Common law and Civil law can be regarded as contrary legal systems: their two main characteristics are usually named as, respectively, case law developed from concrete judicial decisions and statutory law interpreted by legal scholars. The concept of case law seems not to fit the Continental Civil law system. Though research stresses a recent convergence of Common law and Civil law systems, these different legal cultures are often said to derive from the nineteenth century.Footnote 1 The clear English appeal stages made it useful for the higher courts’ guidelines and decisions to be followed strictly, whereas the multiple judiciaries in the German Confederation opened the way for a discussion among scholars as long as Roman law was applicable.

However, in 1968 the legal historian John Dawson profoundly questioned the differentiation by entitling events between 1800 and 1945 as ‘Germany’s Case-Law Revolution’.Footnote 2 His study The Oracles of the Law compared reasoned decisions in different legal cultures, looking at England, Rome, France and Germany. He examined ‘the nature and extent of the contribution that case law has made’ to them.Footnote 3 Naming published reasoned decisions as an ‘important symptom’, he observed a ‘steady rise in the prestige and influence of the German judiciary’ throughout the nineteenth century to the time of his writing.Footnote 4 To rephrase it, Dawson attested a growing importance of the judiciary associated with a more dominant role of case law as a fundamental change.

The following paper examines this theory for the mid-nineteenth century by taking an influential collection as an example. From 1847 onwards ‘Seuffert’s Archiv’ reprinted numerous selected decisions of the highest regional courts for a nationwide readership. When talking about case law, this article is focused on the concept of precedents that determine the outcome of future similar cases. I explore the tension in German law between the clear doctrine that prior decisions do not have a legally binding effect and the evidence from practice that prior cases influenced future decisions. The examination of this famous nineteenth-century collection provides help in understanding historical aspects of the apparent contradiction.

__WHAT TO DO__:
1. List the legal cultures that Dawson's study The Oracles of the Law compared, according to the passage on case law in Germany.
2. Write out the stretch of the passage on case law in Germany from "However, in 1968" through "a fundamental change.", word for word.

__Document layout analysis data__:
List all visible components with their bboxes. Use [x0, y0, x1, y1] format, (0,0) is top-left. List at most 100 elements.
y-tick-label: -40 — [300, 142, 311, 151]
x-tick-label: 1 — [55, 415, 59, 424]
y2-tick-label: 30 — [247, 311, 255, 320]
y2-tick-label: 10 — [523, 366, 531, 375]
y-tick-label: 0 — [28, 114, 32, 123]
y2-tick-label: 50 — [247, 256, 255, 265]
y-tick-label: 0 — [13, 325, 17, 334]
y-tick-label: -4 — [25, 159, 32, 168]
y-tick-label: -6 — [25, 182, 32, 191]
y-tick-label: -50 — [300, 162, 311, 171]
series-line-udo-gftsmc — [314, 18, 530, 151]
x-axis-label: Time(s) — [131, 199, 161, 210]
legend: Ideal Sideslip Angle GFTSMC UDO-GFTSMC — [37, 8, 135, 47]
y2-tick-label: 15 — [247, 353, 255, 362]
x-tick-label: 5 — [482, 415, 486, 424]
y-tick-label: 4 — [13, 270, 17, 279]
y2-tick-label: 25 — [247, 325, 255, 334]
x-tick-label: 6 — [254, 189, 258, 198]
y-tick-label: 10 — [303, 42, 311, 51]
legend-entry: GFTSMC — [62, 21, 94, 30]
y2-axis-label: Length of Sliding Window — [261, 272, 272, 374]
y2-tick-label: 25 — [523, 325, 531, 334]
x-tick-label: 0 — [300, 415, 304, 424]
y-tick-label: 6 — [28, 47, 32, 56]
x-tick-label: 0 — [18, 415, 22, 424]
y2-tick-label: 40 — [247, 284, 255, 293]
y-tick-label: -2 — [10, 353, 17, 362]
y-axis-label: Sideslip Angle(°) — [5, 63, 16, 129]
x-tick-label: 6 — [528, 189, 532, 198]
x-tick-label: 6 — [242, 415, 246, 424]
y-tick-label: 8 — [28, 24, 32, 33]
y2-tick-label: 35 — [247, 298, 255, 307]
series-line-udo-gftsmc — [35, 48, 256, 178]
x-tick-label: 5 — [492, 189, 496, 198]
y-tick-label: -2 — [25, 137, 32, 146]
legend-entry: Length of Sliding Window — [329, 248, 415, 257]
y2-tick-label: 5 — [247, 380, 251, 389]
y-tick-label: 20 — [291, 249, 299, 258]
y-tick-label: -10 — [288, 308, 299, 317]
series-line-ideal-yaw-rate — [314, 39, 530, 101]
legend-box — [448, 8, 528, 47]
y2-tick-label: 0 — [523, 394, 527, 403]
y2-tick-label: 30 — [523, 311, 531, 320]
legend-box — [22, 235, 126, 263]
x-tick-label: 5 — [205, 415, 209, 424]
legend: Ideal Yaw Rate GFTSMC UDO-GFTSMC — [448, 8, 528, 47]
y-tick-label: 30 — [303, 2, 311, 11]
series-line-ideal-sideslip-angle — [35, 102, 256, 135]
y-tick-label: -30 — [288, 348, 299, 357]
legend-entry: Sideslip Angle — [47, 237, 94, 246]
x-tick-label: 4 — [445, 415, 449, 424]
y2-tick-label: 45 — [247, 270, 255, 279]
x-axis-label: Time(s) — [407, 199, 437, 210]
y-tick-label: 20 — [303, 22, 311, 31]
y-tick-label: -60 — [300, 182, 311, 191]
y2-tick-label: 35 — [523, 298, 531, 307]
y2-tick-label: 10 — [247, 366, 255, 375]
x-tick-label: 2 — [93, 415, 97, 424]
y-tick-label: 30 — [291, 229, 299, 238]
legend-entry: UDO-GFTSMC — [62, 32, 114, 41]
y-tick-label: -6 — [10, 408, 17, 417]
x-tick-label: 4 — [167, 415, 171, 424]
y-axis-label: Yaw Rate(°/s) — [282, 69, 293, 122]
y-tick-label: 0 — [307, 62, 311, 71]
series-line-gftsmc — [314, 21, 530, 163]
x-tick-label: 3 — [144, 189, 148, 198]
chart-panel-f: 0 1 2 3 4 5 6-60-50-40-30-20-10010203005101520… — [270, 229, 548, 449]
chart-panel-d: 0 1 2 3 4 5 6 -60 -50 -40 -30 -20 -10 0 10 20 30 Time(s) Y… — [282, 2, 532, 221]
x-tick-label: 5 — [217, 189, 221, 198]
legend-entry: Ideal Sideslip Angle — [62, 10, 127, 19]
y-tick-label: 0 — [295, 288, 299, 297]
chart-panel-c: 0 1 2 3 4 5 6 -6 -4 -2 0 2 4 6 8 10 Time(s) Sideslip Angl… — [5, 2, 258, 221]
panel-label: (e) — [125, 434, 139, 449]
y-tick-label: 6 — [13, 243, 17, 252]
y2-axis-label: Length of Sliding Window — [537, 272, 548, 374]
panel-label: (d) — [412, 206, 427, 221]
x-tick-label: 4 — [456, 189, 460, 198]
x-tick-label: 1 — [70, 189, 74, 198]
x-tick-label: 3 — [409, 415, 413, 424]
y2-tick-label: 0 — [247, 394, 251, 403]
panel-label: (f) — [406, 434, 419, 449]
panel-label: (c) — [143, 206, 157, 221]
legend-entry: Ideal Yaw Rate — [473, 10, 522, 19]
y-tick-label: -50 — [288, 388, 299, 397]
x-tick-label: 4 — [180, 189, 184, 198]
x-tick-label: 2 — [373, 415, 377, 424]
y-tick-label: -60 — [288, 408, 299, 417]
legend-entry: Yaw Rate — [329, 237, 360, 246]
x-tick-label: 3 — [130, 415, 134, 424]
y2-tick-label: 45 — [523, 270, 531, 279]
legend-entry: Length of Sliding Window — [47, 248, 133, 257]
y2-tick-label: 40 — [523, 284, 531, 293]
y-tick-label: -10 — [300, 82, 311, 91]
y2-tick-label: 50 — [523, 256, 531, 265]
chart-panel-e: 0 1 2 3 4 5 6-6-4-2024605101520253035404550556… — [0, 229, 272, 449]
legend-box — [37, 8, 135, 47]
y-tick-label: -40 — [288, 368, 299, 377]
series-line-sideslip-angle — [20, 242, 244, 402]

__COMPLETED EXERCISE__:
1. England, Rome, France, Germany

2.
However, in 1968 the legal historian John Dawson profoundly questioned the differentiation by entitling events between 1800 and 1945 as ‘Germany’s Case-Law Revolution’.Footnote 2 His study The Oracles of the Law compared reasoned decisions in different legal cultures, looking at England, Rome, France and Germany. He examined ‘the nature and extent of the contribution that case law has made’ to them.Footnote 3 Naming published reasoned decisions as an ‘important symptom’, he observed a ‘steady rise in the prestige and influence of the German judiciary’ throughout the nineteenth century to the time of his writing.Footnote 4 To rephrase it, Dawson attested a growing importance of the judiciary associated with a more dominant role of case law as a fundamental change.